**Brief**
Each line that holds the word "structured" is to be identified and copied.

(Dataset excerpt)
>> BEGIN

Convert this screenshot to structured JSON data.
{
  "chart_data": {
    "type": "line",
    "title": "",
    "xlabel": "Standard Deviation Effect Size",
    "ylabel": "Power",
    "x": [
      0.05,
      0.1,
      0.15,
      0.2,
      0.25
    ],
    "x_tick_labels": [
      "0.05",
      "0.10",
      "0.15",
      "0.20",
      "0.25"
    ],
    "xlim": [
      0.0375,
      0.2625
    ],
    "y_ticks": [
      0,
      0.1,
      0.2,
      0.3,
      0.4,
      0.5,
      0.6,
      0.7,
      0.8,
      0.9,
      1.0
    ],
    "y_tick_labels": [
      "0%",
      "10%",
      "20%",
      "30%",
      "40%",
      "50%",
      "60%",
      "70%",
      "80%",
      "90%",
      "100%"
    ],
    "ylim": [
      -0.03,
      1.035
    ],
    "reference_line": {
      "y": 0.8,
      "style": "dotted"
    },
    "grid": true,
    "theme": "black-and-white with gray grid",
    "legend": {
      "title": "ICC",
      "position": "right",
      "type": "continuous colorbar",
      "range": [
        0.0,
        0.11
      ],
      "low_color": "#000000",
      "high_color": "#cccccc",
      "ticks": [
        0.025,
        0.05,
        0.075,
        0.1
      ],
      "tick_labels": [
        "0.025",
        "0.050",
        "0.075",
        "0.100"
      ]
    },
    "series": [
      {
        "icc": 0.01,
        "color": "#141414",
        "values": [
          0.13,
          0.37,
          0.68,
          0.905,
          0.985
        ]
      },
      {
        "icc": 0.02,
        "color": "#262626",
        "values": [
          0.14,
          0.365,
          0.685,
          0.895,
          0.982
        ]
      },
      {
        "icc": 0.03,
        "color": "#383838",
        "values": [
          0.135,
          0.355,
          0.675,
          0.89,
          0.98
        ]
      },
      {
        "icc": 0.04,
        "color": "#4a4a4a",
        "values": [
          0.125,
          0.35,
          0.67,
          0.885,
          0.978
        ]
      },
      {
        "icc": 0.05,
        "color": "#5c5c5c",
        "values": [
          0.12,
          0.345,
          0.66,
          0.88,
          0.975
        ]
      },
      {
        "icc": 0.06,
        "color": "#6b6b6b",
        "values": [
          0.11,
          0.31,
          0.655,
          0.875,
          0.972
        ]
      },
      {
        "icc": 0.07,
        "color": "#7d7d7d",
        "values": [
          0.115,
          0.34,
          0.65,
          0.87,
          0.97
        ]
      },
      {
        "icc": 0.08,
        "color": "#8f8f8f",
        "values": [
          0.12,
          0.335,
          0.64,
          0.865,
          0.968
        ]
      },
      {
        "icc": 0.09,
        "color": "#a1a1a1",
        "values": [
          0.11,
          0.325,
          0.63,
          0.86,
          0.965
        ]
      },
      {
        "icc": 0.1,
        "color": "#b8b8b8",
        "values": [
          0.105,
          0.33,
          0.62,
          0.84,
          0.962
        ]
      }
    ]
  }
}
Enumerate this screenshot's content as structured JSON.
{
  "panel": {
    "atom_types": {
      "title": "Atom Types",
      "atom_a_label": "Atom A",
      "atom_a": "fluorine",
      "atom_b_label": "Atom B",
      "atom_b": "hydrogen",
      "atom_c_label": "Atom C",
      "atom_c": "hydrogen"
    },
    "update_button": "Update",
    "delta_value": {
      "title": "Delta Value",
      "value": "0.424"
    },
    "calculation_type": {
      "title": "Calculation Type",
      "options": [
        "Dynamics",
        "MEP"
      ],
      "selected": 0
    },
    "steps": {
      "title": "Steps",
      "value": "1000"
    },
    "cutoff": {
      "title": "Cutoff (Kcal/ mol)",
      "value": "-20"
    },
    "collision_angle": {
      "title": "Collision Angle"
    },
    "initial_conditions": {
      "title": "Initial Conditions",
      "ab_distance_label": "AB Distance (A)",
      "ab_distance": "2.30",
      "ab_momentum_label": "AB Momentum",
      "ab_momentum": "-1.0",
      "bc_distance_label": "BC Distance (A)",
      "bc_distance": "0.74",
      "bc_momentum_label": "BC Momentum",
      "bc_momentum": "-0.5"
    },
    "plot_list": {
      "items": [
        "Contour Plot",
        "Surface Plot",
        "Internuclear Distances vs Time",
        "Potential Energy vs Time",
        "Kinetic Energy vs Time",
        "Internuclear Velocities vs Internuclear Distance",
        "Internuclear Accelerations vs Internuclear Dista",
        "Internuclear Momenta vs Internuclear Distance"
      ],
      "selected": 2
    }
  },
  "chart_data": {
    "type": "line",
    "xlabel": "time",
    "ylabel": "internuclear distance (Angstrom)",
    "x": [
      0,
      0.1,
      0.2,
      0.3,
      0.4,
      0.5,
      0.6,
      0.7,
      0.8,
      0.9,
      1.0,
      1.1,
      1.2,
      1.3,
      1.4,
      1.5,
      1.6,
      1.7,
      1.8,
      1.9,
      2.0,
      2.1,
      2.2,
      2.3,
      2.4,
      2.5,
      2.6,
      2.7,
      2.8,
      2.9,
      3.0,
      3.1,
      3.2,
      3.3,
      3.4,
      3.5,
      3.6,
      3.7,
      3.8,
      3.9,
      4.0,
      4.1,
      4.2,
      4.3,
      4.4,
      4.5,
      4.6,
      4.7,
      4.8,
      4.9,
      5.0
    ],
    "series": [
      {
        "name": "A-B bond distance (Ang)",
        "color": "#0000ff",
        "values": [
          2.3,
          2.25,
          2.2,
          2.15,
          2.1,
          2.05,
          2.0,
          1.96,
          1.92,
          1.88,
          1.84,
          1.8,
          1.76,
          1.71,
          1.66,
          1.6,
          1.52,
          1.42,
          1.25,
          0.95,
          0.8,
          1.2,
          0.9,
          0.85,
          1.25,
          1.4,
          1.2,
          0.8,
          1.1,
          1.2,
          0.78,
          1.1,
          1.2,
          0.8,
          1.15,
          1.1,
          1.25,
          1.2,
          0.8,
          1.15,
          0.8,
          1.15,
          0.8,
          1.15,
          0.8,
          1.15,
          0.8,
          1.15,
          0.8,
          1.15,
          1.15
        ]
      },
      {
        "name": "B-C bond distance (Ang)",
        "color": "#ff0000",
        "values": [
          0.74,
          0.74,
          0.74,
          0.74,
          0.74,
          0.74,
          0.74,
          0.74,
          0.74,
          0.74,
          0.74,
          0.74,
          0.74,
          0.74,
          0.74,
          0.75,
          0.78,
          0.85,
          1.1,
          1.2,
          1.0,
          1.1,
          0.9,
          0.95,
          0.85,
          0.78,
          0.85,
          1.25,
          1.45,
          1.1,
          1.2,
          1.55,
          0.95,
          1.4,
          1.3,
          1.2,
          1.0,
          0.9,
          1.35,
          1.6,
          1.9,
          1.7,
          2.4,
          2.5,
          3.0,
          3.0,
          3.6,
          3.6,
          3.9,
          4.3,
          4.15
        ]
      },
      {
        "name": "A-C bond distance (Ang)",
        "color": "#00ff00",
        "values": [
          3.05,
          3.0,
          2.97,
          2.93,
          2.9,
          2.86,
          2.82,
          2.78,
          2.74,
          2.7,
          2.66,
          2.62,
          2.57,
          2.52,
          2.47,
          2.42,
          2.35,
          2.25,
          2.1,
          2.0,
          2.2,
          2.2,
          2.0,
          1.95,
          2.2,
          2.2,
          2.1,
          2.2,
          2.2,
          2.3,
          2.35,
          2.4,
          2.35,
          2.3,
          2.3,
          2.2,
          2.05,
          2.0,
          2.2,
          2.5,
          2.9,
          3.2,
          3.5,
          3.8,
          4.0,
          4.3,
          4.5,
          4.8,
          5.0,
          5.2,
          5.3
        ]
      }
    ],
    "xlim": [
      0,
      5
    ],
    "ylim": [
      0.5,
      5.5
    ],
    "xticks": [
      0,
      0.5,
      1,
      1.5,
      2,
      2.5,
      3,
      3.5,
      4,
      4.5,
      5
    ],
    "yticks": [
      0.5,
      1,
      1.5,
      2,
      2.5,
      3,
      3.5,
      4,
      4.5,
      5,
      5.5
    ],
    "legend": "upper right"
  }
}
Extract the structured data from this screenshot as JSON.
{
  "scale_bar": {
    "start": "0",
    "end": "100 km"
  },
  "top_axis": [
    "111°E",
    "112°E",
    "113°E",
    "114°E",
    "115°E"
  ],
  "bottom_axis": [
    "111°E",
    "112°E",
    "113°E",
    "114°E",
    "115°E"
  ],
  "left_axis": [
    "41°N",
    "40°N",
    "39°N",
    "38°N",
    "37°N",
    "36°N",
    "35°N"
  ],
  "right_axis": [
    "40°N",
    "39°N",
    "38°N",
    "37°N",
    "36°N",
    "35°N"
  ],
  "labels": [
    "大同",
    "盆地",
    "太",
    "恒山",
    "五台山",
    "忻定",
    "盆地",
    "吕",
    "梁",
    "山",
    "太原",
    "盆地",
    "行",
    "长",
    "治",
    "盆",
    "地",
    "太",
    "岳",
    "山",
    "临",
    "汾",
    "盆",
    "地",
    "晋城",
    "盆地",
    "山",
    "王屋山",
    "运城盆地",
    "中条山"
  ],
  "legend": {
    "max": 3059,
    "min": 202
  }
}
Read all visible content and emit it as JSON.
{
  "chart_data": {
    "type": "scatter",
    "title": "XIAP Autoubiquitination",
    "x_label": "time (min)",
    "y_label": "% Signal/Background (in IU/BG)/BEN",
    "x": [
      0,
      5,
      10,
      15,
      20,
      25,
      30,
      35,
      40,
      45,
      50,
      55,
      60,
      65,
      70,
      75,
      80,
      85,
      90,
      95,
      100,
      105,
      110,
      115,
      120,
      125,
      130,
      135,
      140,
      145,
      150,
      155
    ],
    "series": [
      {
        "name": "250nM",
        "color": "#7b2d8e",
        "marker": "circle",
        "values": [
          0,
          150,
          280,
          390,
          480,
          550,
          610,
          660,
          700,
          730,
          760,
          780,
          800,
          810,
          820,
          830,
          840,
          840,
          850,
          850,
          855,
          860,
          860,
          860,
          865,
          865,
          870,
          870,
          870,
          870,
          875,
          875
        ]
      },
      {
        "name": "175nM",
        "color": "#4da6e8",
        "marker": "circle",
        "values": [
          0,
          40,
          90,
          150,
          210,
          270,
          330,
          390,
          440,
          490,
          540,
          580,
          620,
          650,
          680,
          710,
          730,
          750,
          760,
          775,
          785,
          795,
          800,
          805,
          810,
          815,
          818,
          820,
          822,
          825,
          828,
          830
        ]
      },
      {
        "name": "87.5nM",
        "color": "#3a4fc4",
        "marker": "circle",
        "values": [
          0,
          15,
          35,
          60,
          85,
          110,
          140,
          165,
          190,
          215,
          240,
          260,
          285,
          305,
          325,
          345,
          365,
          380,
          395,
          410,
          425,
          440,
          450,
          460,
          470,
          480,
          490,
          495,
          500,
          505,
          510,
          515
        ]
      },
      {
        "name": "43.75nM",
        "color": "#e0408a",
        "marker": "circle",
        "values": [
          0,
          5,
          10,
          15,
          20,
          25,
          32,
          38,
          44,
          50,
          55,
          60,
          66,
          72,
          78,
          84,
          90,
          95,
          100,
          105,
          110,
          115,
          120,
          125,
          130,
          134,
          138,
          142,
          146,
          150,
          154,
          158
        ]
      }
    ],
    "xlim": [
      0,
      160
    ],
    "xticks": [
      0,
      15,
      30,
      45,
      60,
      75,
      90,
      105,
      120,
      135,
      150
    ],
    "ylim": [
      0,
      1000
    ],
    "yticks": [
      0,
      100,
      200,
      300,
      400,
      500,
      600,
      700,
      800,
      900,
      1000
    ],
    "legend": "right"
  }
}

>> END

**Answer for the task**
Convert this screenshot to structured JSON data.
Enumerate this screenshot's content as structured JSON.
Extract the structured data from this screenshot as JSON.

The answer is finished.